## DATA SUPPLIED

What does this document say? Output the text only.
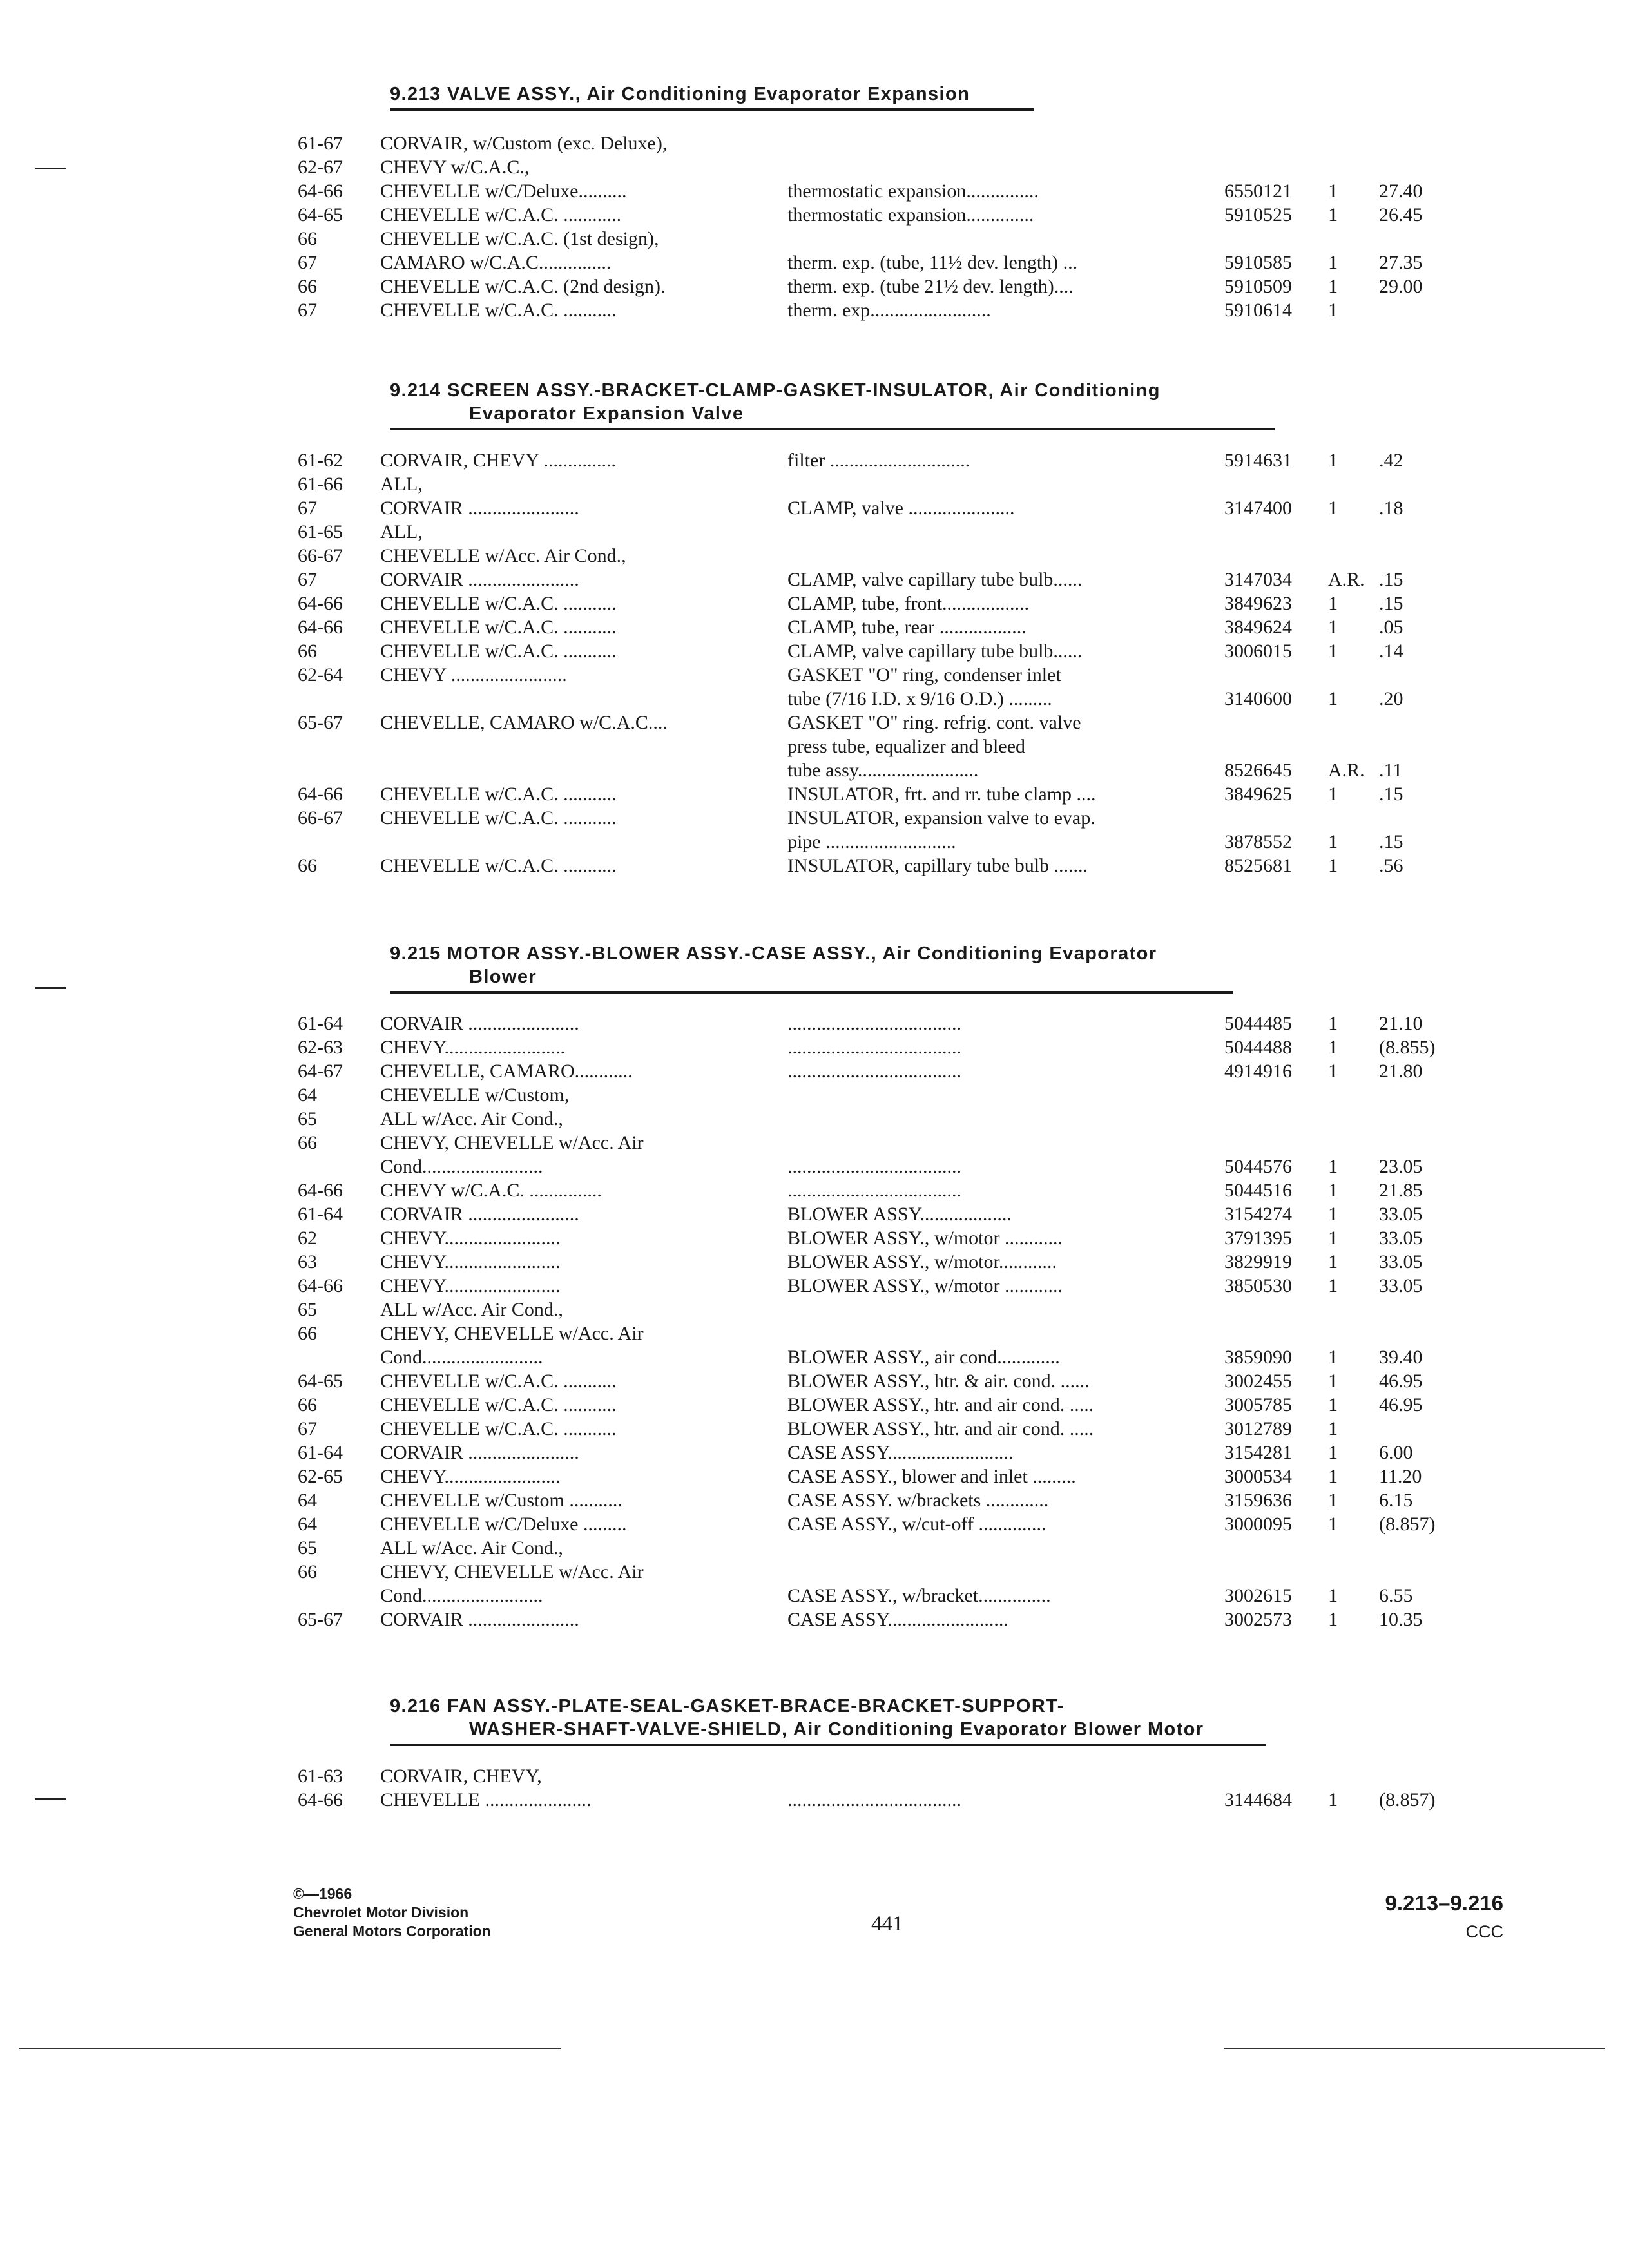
9.213 VALVE ASSY., Air Conditioning Evaporator Expansion
61-67 CORVAIR, w/Custom (exc. Deluxe),
62-67 CHEVY w/C.A.C.,
64-66 CHEVELLE w/C/Deluxe..........	thermostatic expansion...............	6550121 1 27.40
64-65 CHEVELLE w/C.A.C. ............	thermostatic expansion..............	5910525 1 26.45
66	CHEVELLE w/C.A.C. (1st design),
67	CAMARO w/C.A.C...............	therm. exp. (tube, 11½ dev. length) ...	5910585 1 27.35
66	CHEVELLE w/C.A.C. (2nd design).	therm. exp. (tube 21½ dev. length)....	5910509 1 29.00
67	CHEVELLE w/C.A.C. ...........	therm. exp.........................	5910614 1
9.214 SCREEN ASSY.-BRACKET-CLAMP-GASKET-INSULATOR, Air Conditioning
Evaporator Expansion Valve
61-62 CORVAIR, CHEVY ...............	filter .............................	5914631 1 .42
61-66 ALL,
67	CORVAIR .......................	CLAMP, valve ......................	3147400 1 .18
61-65 ALL,
66-67 CHEVELLE w/Acc. Air Cond.,
67	CORVAIR .......................	CLAMP, valve capillary tube bulb......	3147034 A.R. .15
64-66 CHEVELLE w/C.A.C. ...........	CLAMP, tube, front..................	3849623 1 .15
64-66 CHEVELLE w/C.A.C. ...........	CLAMP, tube, rear ..................	3849624 1 .05
66	CHEVELLE w/C.A.C. ...........	CLAMP, valve capillary tube bulb......	3006015 1 .14
62-64 CHEVY ........................	GASKET "O" ring, condenser inlet
tube (7/16 I.D. x 9/16 O.D.) .........	3140600 1 .20
65-67 CHEVELLE, CAMARO w/C.A.C....	GASKET "O" ring. refrig. cont. valve
press tube, equalizer and bleed
tube assy.........................	8526645 A.R. .11
64-66 CHEVELLE w/C.A.C. ...........	INSULATOR, frt. and rr. tube clamp ....	3849625 1 .15
66-67 CHEVELLE w/C.A.C. ...........	INSULATOR, expansion valve to evap.
pipe ...........................	3878552 1 .15
66	CHEVELLE w/C.A.C. ...........	INSULATOR, capillary tube bulb .......	8525681 1 .56
9.215 MOTOR ASSY.-BLOWER ASSY.-CASE ASSY., Air Conditioning Evaporator
Blower
61-64 CORVAIR .......................	....................................	5044485 1 21.10
62-63 CHEVY.........................	....................................	5044488 1 (8.855)
64-67 CHEVELLE, CAMARO............	....................................	4914916 1 21.80
64	CHEVELLE w/Custom,
65	ALL w/Acc. Air Cond.,
66	CHEVY, CHEVELLE w/Acc. Air
Cond.........................	....................................	5044576 1 23.05
64-66 CHEVY w/C.A.C. ...............	....................................	5044516 1 21.85
61-64 CORVAIR .......................	BLOWER ASSY...................	3154274 1 33.05
62	CHEVY........................	BLOWER ASSY., w/motor ............	3791395 1 33.05
63	CHEVY........................	BLOWER ASSY., w/motor............	3829919 1 33.05
64-66 CHEVY........................	BLOWER ASSY., w/motor ............	3850530 1 33.05
65	ALL w/Acc. Air Cond.,
66	CHEVY, CHEVELLE w/Acc. Air
Cond.........................	BLOWER ASSY., air cond.............	3859090 1 39.40
64-65 CHEVELLE w/C.A.C. ...........	BLOWER ASSY., htr. & air. cond. ......	3002455 1 46.95
66	CHEVELLE w/C.A.C. ...........	BLOWER ASSY., htr. and air cond. .....	3005785 1 46.95
67	CHEVELLE w/C.A.C. ...........	BLOWER ASSY., htr. and air cond. .....	3012789 1
61-64 CORVAIR .......................	CASE ASSY..........................	3154281 1 6.00
62-65 CHEVY........................	CASE ASSY., blower and inlet .........	3000534 1 11.20
64	CHEVELLE w/Custom ...........	CASE ASSY. w/brackets .............	3159636 1 6.15
64	CHEVELLE w/C/Deluxe .........	CASE ASSY., w/cut-off ..............	3000095 1 (8.857)
65	ALL w/Acc. Air Cond.,
66	CHEVY, CHEVELLE w/Acc. Air
Cond.........................	CASE ASSY., w/bracket...............	3002615 1 6.55
65-67 CORVAIR .......................	CASE ASSY.........................	3002573 1 10.35
9.216 FAN ASSY.-PLATE-SEAL-GASKET-BRACE-BRACKET-SUPPORT-
WASHER-SHAFT-VALVE-SHIELD, Air Conditioning Evaporator Blower Motor
61-63 CORVAIR, CHEVY,
64-66 CHEVELLE ......................	....................................	3144684 1 (8.857)
©—1966
Chevrolet Motor Division
General Motors Corporation	441
9.213–9.216
CCC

## TASK TO COMPLETE
Where a line holds "length", copy it out.

## TASK ANSWER
67	CAMARO w/C.A.C...............	therm. exp. (tube, 11½ dev. length) ...	5910585 1 27.35
66	CHEVELLE w/C.A.C. (2nd design).	therm. exp. (tube 21½ dev. length)....	5910509 1 29.00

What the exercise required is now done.